#### TESTO ESTRATTO
§ §

Uno degli inediti si intitola: "Non insegnate ai bambini"

"Abbiamo buttato via un sistema educativo che era da buttare, ci mancherebbe, ma ne abbiamo perso anche le caratteristiche positive.
Al posto dell'autoritarismo cattolico abbiamo sostituito il nulla, non siamo stati capaci di trasformare l'autoritarismo in autorevolezza: siamo diventati genitori piuttosto inconsistenti.
Questa inconsistenza porta i giovani ad una mancanza di riferimenti precisi."

Sono parole di Gaber, nell'anno 2000.
E ancora:
"Mi sono chiesto:'dove comincia questo degrado?'(...)
Ho notato che, per l'educazione che abbiamo giustamente rifiutato, i bambini dei cattolici sono migliori, e questo mi preoccupa!
Sono più interessati, perchè per un cattolico è più facile educare: 'Ti dico questo ma non per me. Ci sono ragioni generali, totali, oggettive'
L'educatore cattolico è aiutato, mentre all'educatore laico tocca un 'te lo dico io. Devi credere a me'
e addio autorevolezza."

§ §

#### ESTRATTO DATI
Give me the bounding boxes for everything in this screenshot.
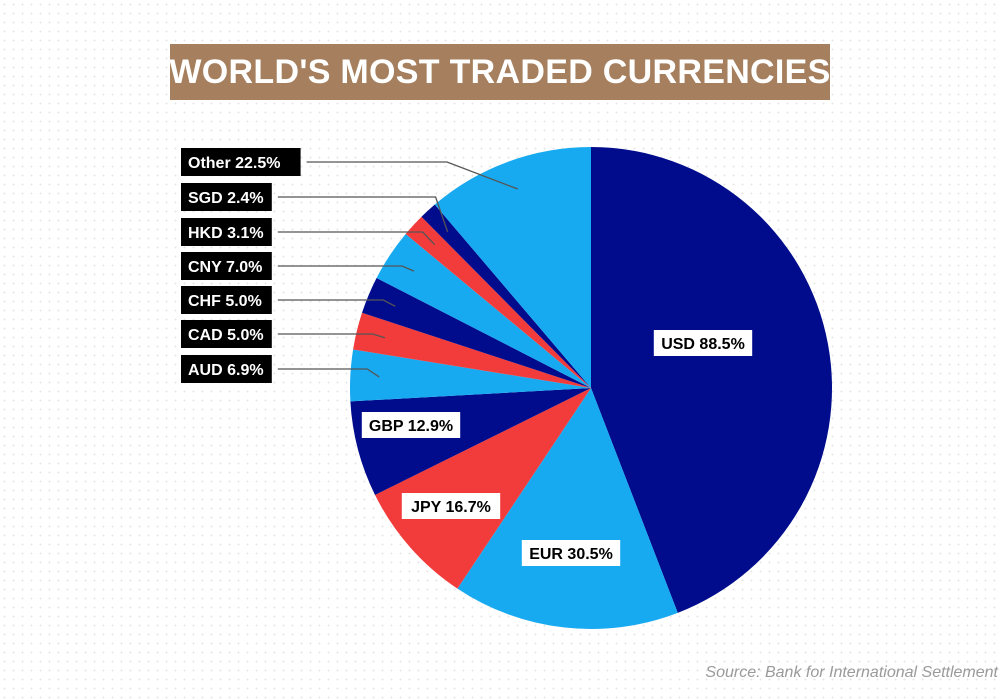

§ §

#### COMPITI SCRITTI
A – Indica se ciascuna affermazione concorda con il testo estratto, rispondendo sì o no e citando le parole del testo che lo stabiliscono: (i) le parole di Gaber riportate risalgono all'anno 2000; (ii) i genitori sono riusciti a trasformare l'autoritarismo in autorevolezza; (iii) i bambini dei cattolici sono più interessati.
B – Nel testo estratto, riscrivi la parte che si apre con le parole contenenti "Questa inconsistenza porta" e si chiude con "comincia questo degrado?'(...)", sostituendo "degrado" con "declino".

#### RISPOSTE SCRITTE
A –
(i) Sì: «Sono parole di Gaber, nell'anno 2000.»
(ii) No: «non siamo stati capaci di trasformare l'autoritarismo in autorevolezza»
(iii) Sì: «Sono più interessati»

B –
Questa inconsistenza porta i giovani ad una mancanza di riferimenti precisi."

Sono parole di Gaber, nell'anno 2000.
E ancora:
"Mi sono chiesto:'dove comincia questo declino?'(...)